_Source material_
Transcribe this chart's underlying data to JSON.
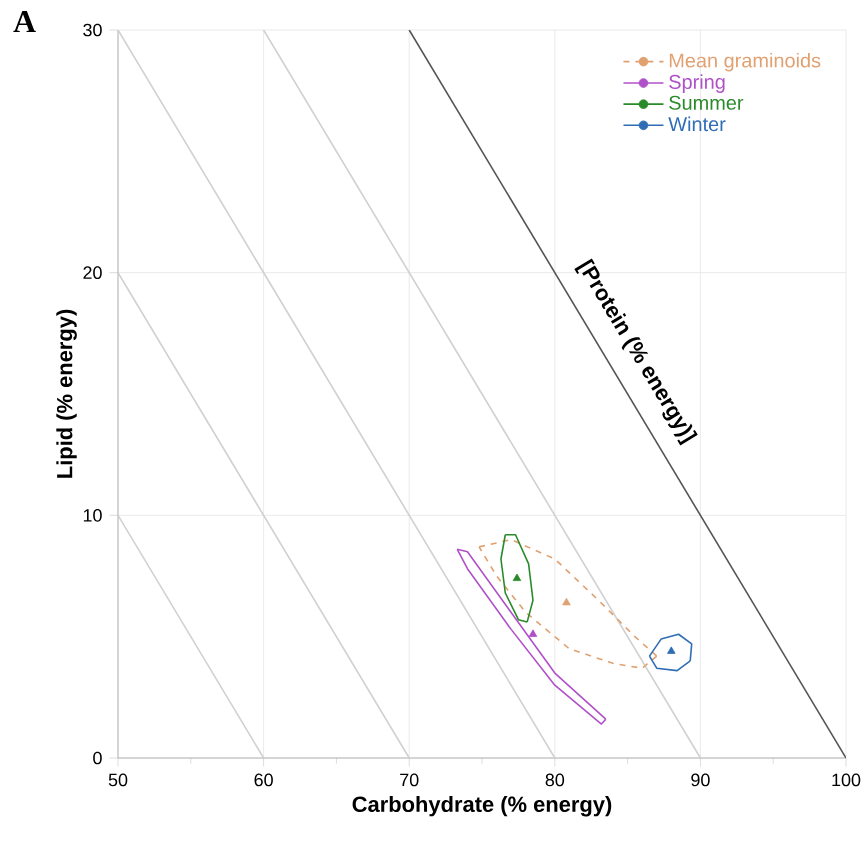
{
  "chart_data": {
    "type": "scatter",
    "xlabel": "Carbohydrate (% energy)",
    "ylabel": "Lipid (% energy)",
    "annotations": [
      "A",
      "[Protein (% energy)]"
    ],
    "xlim": [
      50,
      100
    ],
    "ylim": [
      0,
      30
    ],
    "xticks": [
      50,
      60,
      70,
      80,
      90,
      100
    ],
    "yticks": [
      0,
      10,
      20,
      30
    ],
    "grid": true,
    "legend": "top right",
    "series": [
      {
        "type": "line",
        "color": "#d0d0d0",
        "x": [
          50,
          60
        ],
        "values": [
          10,
          0
        ]
      },
      {
        "type": "line",
        "color": "#d0d0d0",
        "x": [
          50,
          70
        ],
        "values": [
          20,
          0
        ]
      },
      {
        "type": "line",
        "color": "#d0d0d0",
        "x": [
          50,
          80
        ],
        "values": [
          30,
          0
        ]
      },
      {
        "type": "line",
        "color": "#d0d0d0",
        "x": [
          60,
          90
        ],
        "values": [
          30,
          0
        ]
      },
      {
        "type": "line",
        "color": "#555555",
        "x": [
          70,
          100
        ],
        "values": [
          30,
          0
        ]
      },
      {
        "type": "line",
        "color": "#e0a070",
        "line_style": "dashed",
        "x": [
          74.8,
          77,
          80,
          83,
          85.5,
          87
        ],
        "values": [
          8.7,
          9,
          8.2,
          6.5,
          5,
          4.2
        ]
      },
      {
        "type": "line",
        "color": "#e0a070",
        "line_style": "dashed",
        "x": [
          87,
          86,
          84,
          81,
          78,
          76,
          74.8
        ],
        "values": [
          4.2,
          3.7,
          3.9,
          4.5,
          6,
          7.5,
          8.7
        ]
      },
      {
        "type": "line",
        "color": "#b050c8",
        "x": [
          73.3,
          74,
          77,
          80,
          83.5
        ],
        "values": [
          8.6,
          8.5,
          6,
          3.5,
          1.6
        ]
      },
      {
        "type": "line",
        "color": "#b050c8",
        "x": [
          83.5,
          83.2,
          80,
          77,
          74,
          73.3
        ],
        "values": [
          1.6,
          1.4,
          3,
          5.3,
          7.8,
          8.6
        ]
      },
      {
        "type": "line",
        "color": "#2a8a2a",
        "x": [
          76.6,
          77.3,
          78.2,
          78.5,
          78.1
        ],
        "values": [
          9.2,
          9.2,
          8,
          6.5,
          5.6
        ]
      },
      {
        "type": "line",
        "color": "#2a8a2a",
        "x": [
          78.1,
          77.5,
          76.6,
          76.3,
          76.6
        ],
        "values": [
          5.6,
          5.7,
          6.8,
          8.2,
          9.2
        ]
      },
      {
        "type": "line",
        "color": "#2f6db5",
        "x": [
          86.5,
          87.3,
          88.5,
          89.4,
          89.3
        ],
        "values": [
          4.2,
          4.9,
          5.1,
          4.7,
          4
        ]
      },
      {
        "type": "line",
        "color": "#2f6db5",
        "x": [
          89.3,
          88.4,
          87,
          86.5
        ],
        "values": [
          4,
          3.6,
          3.7,
          4.2
        ]
      },
      {
        "name": "Mean graminoids",
        "color": "#e0a070",
        "line_style": "dashed",
        "marker": "triangle",
        "x": [
          80.8
        ],
        "values": [
          6.4
        ]
      },
      {
        "name": "Spring",
        "color": "#b050c8",
        "marker": "triangle",
        "x": [
          78.5
        ],
        "values": [
          5.1
        ]
      },
      {
        "name": "Summer",
        "color": "#2a8a2a",
        "marker": "triangle",
        "x": [
          77.4
        ],
        "values": [
          7.4
        ]
      },
      {
        "name": "Winter",
        "color": "#2f6db5",
        "marker": "triangle",
        "x": [
          88
        ],
        "values": [
          4.4
        ]
      }
    ]
  }
}
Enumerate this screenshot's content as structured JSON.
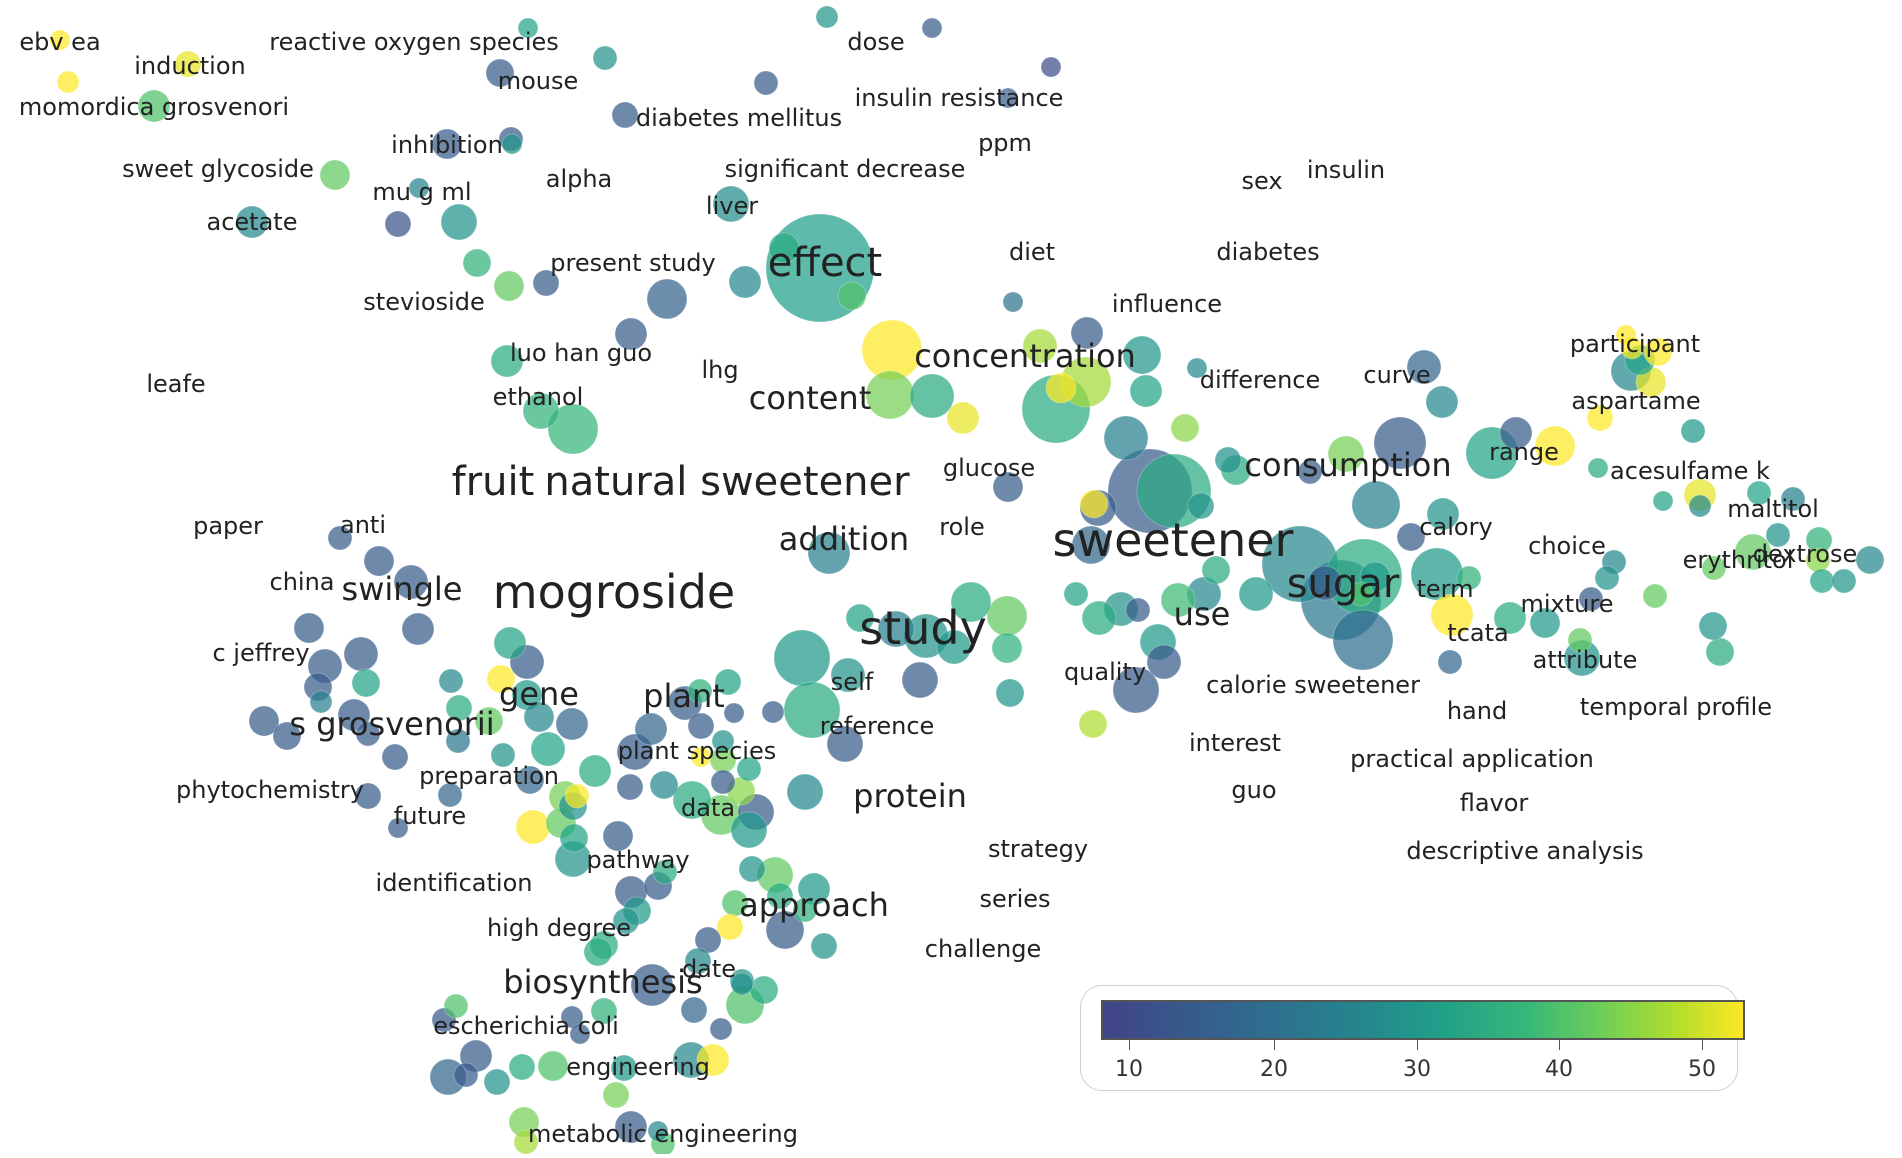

_What you are asked to do_
Return all records exactly as they stand above, except for pictures.

_Response area_
Transcribe this chart's underlying data to JSON.
{
  "chart_data": {
    "type": "scatter",
    "xlabel": "Carbohydrate (% energy)",
    "ylabel": "Lipid (% energy)",
    "annotations": [
      "A",
      "[Protein (% energy)]"
    ],
    "xlim": [
      50,
      100
    ],
    "ylim": [
      0,
      30
    ],
    "xticks": [
      50,
      60,
      70,
      80,
      90,
      100
    ],
    "yticks": [
      0,
      10,
      20,
      30
    ],
    "grid": true,
    "legend": "top right",
    "series": [
      {
        "type": "line",
        "color": "#d0d0d0",
        "x": [
          50,
          60
        ],
        "values": [
          10,
          0
        ]
      },
      {
        "type": "line",
        "color": "#d0d0d0",
        "x": [
          50,
          70
        ],
        "values": [
          20,
          0
        ]
      },
      {
        "type": "line",
        "color": "#d0d0d0",
        "x": [
          50,
          80
        ],
        "values": [
          30,
          0
        ]
      },
      {
        "type": "line",
        "color": "#d0d0d0",
        "x": [
          60,
          90
        ],
        "values": [
          30,
          0
        ]
      },
      {
        "type": "line",
        "color": "#555555",
        "x": [
          70,
          100
        ],
        "values": [
          30,
          0
        ]
      },
      {
        "type": "line",
        "color": "#e0a070",
        "line_style": "dashed",
        "x": [
          74.8,
          77,
          80,
          83,
          85.5,
          87
        ],
        "values": [
          8.7,
          9,
          8.2,
          6.5,
          5,
          4.2
        ]
      },
      {
        "type": "line",
        "color": "#e0a070",
        "line_style": "dashed",
        "x": [
          87,
          86,
          84,
          81,
          78,
          76,
          74.8
        ],
        "values": [
          4.2,
          3.7,
          3.9,
          4.5,
          6,
          7.5,
          8.7
        ]
      },
      {
        "type": "line",
        "color": "#b050c8",
        "x": [
          73.3,
          74,
          77,
          80,
          83.5
        ],
        "values": [
          8.6,
          8.5,
          6,
          3.5,
          1.6
        ]
      },
      {
        "type": "line",
        "color": "#b050c8",
        "x": [
          83.5,
          83.2,
          80,
          77,
          74,
          73.3
        ],
        "values": [
          1.6,
          1.4,
          3,
          5.3,
          7.8,
          8.6
        ]
      },
      {
        "type": "line",
        "color": "#2a8a2a",
        "x": [
          76.6,
          77.3,
          78.2,
          78.5,
          78.1
        ],
        "values": [
          9.2,
          9.2,
          8,
          6.5,
          5.6
        ]
      },
      {
        "type": "line",
        "color": "#2a8a2a",
        "x": [
          78.1,
          77.5,
          76.6,
          76.3,
          76.6
        ],
        "values": [
          5.6,
          5.7,
          6.8,
          8.2,
          9.2
        ]
      },
      {
        "type": "line",
        "color": "#2f6db5",
        "x": [
          86.5,
          87.3,
          88.5,
          89.4,
          89.3
        ],
        "values": [
          4.2,
          4.9,
          5.1,
          4.7,
          4
        ]
      },
      {
        "type": "line",
        "color": "#2f6db5",
        "x": [
          89.3,
          88.4,
          87,
          86.5
        ],
        "values": [
          4,
          3.6,
          3.7,
          4.2
        ]
      },
      {
        "name": "Mean graminoids",
        "color": "#e0a070",
        "line_style": "dashed",
        "marker": "triangle",
        "x": [
          80.8
        ],
        "values": [
          6.4
        ]
      },
      {
        "name": "Spring",
        "color": "#b050c8",
        "marker": "triangle",
        "x": [
          78.5
        ],
        "values": [
          5.1
        ]
      },
      {
        "name": "Summer",
        "color": "#2a8a2a",
        "marker": "triangle",
        "x": [
          77.4
        ],
        "values": [
          7.4
        ]
      },
      {
        "name": "Winter",
        "color": "#2f6db5",
        "marker": "triangle",
        "x": [
          88
        ],
        "values": [
          4.4
        ]
      }
    ]
  }
}
Enumerate this screenshot's content as structured JSON.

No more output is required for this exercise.